Given request: Could you print all the entries exactly?

Listing:
Start
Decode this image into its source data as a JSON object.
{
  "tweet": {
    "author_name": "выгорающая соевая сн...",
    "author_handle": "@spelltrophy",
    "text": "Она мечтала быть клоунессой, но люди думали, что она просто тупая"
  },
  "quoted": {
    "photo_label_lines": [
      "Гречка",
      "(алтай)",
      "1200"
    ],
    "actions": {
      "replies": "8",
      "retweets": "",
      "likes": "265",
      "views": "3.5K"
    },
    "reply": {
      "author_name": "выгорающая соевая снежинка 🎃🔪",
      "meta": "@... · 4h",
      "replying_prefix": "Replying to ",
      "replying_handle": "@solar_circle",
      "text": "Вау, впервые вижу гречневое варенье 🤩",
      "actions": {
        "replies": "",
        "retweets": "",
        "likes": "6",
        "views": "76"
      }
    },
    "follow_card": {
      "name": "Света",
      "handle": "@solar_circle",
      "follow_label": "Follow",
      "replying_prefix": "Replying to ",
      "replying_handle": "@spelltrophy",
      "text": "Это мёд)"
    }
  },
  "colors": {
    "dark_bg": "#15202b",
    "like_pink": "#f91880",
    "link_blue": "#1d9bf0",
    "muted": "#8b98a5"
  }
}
End
Exercise result:
Decode this image into its source data as a JSON object.
{
  "tweet": {
    "author_name": "выгорающая соевая сн...",
    "author_handle": "@spelltrophy",
    "text": "Она мечтала быть клоунессой, но люди думали, что она просто тупая"
  },
  "quoted": {
    "photo_label_lines": [
      "Гречка",
      "(алтай)",
      "1200"
    ],
    "actions": {
      "replies": "8",
      "retweets": "",
      "likes": "265",
      "views": "3.5K"
    },
    "reply": {
      "author_name": "выгорающая соевая снежинка 🎃🔪",
      "meta": "@... · 4h",
      "replying_prefix": "Replying to ",
      "replying_handle": "@solar_circle",
      "text": "Вау, впервые вижу гречневое варенье 🤩",
      "actions": {
        "replies": "",
        "retweets": "",
        "likes": "6",
        "views": "76"
      }
    },
    "follow_card": {
      "name": "Света",
      "handle": "@solar_circle",
      "follow_label": "Follow",
      "replying_prefix": "Replying to ",
      "replying_handle": "@spelltrophy",
      "text": "Это мёд)"
    }
  },
  "colors": {
    "dark_bg": "#15202b",
    "like_pink": "#f91880",
    "link_blue": "#1d9bf0",
    "muted": "#8b98a5"
  }
}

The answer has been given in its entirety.